== Written instruction ==
Please express every line below as a JSON list of strings, with one string per line and any blank lines left out.

Data entries:
----

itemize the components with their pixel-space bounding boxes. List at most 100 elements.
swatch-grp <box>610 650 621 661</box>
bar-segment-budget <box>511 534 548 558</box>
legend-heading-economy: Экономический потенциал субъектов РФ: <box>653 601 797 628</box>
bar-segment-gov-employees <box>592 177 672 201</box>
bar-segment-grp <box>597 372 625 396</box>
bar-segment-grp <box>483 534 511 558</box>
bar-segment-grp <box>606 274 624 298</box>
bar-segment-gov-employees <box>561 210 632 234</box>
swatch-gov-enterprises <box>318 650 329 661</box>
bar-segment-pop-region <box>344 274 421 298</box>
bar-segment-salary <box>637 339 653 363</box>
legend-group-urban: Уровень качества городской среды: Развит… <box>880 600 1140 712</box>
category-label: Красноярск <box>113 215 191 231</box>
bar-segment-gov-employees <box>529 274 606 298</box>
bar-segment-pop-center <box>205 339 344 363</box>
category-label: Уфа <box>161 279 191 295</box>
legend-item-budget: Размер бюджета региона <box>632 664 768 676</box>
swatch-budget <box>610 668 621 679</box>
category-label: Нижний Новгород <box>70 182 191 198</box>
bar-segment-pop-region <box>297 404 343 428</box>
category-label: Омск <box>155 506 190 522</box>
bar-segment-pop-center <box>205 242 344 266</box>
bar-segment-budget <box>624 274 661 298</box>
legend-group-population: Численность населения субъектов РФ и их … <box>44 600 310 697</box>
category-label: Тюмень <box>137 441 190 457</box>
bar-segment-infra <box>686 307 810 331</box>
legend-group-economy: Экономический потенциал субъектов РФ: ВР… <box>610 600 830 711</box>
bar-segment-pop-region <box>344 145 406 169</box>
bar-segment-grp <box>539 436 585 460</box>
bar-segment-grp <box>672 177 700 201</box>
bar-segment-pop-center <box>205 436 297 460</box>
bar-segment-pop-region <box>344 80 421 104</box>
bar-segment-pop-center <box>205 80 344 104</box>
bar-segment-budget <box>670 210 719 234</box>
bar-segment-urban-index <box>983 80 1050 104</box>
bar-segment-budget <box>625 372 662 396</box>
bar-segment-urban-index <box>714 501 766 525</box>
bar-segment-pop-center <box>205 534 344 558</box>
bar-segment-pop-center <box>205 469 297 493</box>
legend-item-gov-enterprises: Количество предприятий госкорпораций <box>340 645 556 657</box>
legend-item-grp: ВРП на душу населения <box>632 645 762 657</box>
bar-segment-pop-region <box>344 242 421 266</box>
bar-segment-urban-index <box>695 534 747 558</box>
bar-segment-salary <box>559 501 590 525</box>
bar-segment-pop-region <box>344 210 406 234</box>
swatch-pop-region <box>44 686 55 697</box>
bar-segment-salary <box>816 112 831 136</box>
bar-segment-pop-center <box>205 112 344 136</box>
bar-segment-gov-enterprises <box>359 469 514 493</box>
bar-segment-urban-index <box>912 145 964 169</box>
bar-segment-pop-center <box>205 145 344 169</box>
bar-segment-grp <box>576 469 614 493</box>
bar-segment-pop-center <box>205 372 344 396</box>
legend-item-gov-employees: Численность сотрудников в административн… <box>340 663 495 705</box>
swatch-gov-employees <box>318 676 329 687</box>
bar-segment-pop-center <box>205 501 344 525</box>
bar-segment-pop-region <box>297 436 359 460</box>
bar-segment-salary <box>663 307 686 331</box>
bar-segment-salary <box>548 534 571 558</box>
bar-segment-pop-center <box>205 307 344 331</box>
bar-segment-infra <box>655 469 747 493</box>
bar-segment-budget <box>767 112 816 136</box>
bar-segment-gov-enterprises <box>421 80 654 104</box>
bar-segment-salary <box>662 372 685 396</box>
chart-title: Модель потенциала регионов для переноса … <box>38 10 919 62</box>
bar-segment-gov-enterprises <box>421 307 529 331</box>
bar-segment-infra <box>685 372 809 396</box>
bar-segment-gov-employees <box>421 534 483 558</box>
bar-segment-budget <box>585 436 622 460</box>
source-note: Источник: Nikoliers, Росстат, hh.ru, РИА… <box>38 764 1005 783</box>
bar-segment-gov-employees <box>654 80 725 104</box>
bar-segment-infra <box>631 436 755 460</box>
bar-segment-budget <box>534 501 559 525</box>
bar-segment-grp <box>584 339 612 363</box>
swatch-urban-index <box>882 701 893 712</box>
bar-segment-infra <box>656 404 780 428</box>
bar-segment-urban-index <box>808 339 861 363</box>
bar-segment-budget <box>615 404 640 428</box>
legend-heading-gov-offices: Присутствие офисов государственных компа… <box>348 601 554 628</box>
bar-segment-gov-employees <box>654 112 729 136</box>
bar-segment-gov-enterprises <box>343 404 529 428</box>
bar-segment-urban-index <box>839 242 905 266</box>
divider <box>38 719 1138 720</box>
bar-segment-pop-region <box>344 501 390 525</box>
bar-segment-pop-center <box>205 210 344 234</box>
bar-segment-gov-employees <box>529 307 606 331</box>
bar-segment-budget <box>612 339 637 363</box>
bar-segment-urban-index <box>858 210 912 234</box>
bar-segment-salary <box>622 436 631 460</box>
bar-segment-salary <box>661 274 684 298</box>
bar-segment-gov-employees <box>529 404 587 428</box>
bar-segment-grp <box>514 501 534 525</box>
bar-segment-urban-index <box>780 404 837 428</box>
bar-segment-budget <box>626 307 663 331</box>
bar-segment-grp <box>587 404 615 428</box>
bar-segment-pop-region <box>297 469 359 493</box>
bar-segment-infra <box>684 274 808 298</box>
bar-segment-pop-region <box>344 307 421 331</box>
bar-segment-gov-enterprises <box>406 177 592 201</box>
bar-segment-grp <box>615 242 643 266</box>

----

== Solution to the exercise ==
[
  "itemize the components with their pixel-space bounding boxes. List at most 100 elements.",
  "swatch-grp <box>610 650 621 661</box>",
  "bar-segment-budget <box>511 534 548 558</box>",
  "legend-heading-economy: Экономический потенциал субъектов РФ: <box>653 601 797 628</box>",
  "bar-segment-gov-employees <box>592 177 672 201</box>",
  "bar-segment-grp <box>597 372 625 396</box>",
  "bar-segment-grp <box>483 534 511 558</box>",
  "bar-segment-grp <box>606 274 624 298</box>",
  "bar-segment-gov-employees <box>561 210 632 234</box>",
  "swatch-gov-enterprises <box>318 650 329 661</box>",
  "bar-segment-pop-region <box>344 274 421 298</box>",
  "bar-segment-salary <box>637 339 653 363</box>",
  "legend-group-urban: Уровень качества городской среды: Развит… <box>880 600 1140 712</box>",
  "category-label: Красноярск <box>113 215 191 231</box>",
  "bar-segment-gov-employees <box>529 274 606 298</box>",
  "bar-segment-pop-center <box>205 339 344 363</box>",
  "category-label: Уфа <box>161 279 191 295</box>",
  "legend-item-budget: Размер бюджета региона <box>632 664 768 676</box>",
  "swatch-budget <box>610 668 621 679</box>",
  "category-label: Нижний Новгород <box>70 182 191 198</box>",
  "bar-segment-pop-region <box>297 404 343 428</box>",
  "category-label: Омск <box>155 506 190 522</box>",
  "bar-segment-pop-center <box>205 242 344 266</box>",
  "bar-segment-budget <box>624 274 661 298</box>",
  "legend-group-population: Численность населения субъектов РФ и их … <box>44 600 310 697</box>",
  "category-label: Тюмень <box>137 441 190 457</box>",
  "bar-segment-infra <box>686 307 810 331</box>",
  "legend-group-economy: Экономический потенциал субъектов РФ: ВР… <box>610 600 830 711</box>",
  "bar-segment-pop-region <box>344 145 406 169</box>",
  "bar-segment-grp <box>539 436 585 460</box>",
  "bar-segment-grp <box>672 177 700 201</box>",
  "bar-segment-pop-center <box>205 436 297 460</box>",
  "bar-segment-pop-region <box>344 80 421 104</box>",
  "bar-segment-pop-center <box>205 80 344 104</box>",
  "bar-segment-budget <box>670 210 719 234</box>",
  "bar-segment-urban-index <box>983 80 1050 104</box>",
  "bar-segment-budget <box>625 372 662 396</box>",
  "bar-segment-urban-index <box>714 501 766 525</box>",
  "bar-segment-pop-center <box>205 534 344 558</box>",
  "bar-segment-pop-center <box>205 469 297 493</box>",
  "legend-item-gov-enterprises: Количество предприятий госкорпораций <box>340 645 556 657</box>",
  "legend-item-grp: ВРП на душу населения <box>632 645 762 657</box>",
  "bar-segment-pop-region <box>344 242 421 266</box>",
  "bar-segment-urban-index <box>695 534 747 558</box>",
  "bar-segment-salary <box>559 501 590 525</box>",
  "bar-segment-pop-region <box>344 210 406 234</box>",
  "swatch-pop-region <box>44 686 55 697</box>",
  "bar-segment-salary <box>816 112 831 136</box>",
  "bar-segment-pop-center <box>205 112 344 136</box>",
  "bar-segment-gov-enterprises <box>359 469 514 493</box>",
  "bar-segment-urban-index <box>912 145 964 169</box>",
  "bar-segment-pop-center <box>205 145 344 169</box>",
  "bar-segment-grp <box>576 469 614 493</box>",
  "bar-segment-pop-center <box>205 372 344 396</box>",
  "legend-item-gov-employees: Численность сотрудников в административн… <box>340 663 495 705</box>",
  "swatch-gov-employees <box>318 676 329 687</box>",
  "bar-segment-pop-center <box>205 501 344 525</box>",
  "bar-segment-pop-region <box>297 436 359 460</box>",
  "bar-segment-salary <box>663 307 686 331</box>",
  "bar-segment-salary <box>548 534 571 558</box>",
  "bar-segment-pop-center <box>205 307 344 331</box>",
  "bar-segment-infra <box>655 469 747 493</box>",
  "bar-segment-budget <box>767 112 816 136</box>",
  "bar-segment-gov-enterprises <box>421 80 654 104</box>",
  "bar-segment-salary <box>662 372 685 396</box>",
  "chart-title: Модель потенциала регионов для переноса … <box>38 10 919 62</box>",
  "bar-segment-gov-enterprises <box>421 307 529 331</box>",
  "bar-segment-infra <box>685 372 809 396</box>",
  "bar-segment-gov-employees <box>421 534 483 558</box>",
  "bar-segment-budget <box>585 436 622 460</box>",
  "source-note: Источник: Nikoliers, Росстат, hh.ru, РИА… <box>38 764 1005 783</box>",
  "bar-segment-gov-employees <box>654 80 725 104</box>",
  "bar-segment-infra <box>631 436 755 460</box>",
  "bar-segment-budget <box>534 501 559 525</box>",
  "bar-segment-grp <box>584 339 612 363</box>",
  "swatch-urban-index <box>882 701 893 712</box>",
  "bar-segment-infra <box>656 404 780 428</box>",
  "bar-segment-urban-index <box>808 339 861 363</box>",
  "bar-segment-budget <box>615 404 640 428</box>",
  "legend-heading-gov-offices: Присутствие офисов государственных компа… <box>348 601 554 628</box>",
  "bar-segment-gov-employees <box>654 112 729 136</box>",
  "bar-segment-gov-enterprises <box>343 404 529 428</box>",
  "bar-segment-urban-index <box>839 242 905 266</box>",
  "divider <box>38 719 1138 720</box>",
  "bar-segment-pop-region <box>344 501 390 525</box>",
  "bar-segment-pop-center <box>205 210 344 234</box>",
  "bar-segment-gov-employees <box>529 307 606 331</box>",
  "bar-segment-budget <box>612 339 637 363</box>",
  "bar-segment-urban-index <box>858 210 912 234</box>",
  "bar-segment-salary <box>622 436 631 460</box>",
  "bar-segment-salary <box>661 274 684 298</box>",
  "bar-segment-gov-employees <box>529 404 587 428</box>",
  "bar-segment-grp <box>514 501 534 525</box>",
  "bar-segment-urban-index <box>780 404 837 428</box>",
  "bar-segment-budget <box>626 307 663 331</box>",
  "bar-segment-grp <box>587 404 615 428</box>",
  "bar-segment-pop-region <box>297 469 359 493</box>",
  "bar-segment-infra <box>684 274 808 298</box>",
  "bar-segment-pop-region <box>344 307 421 331</box>",
  "bar-segment-gov-enterprises <box>406 177 592 201</box>",
  "bar-segment-grp <box>615 242 643 266</box>"
]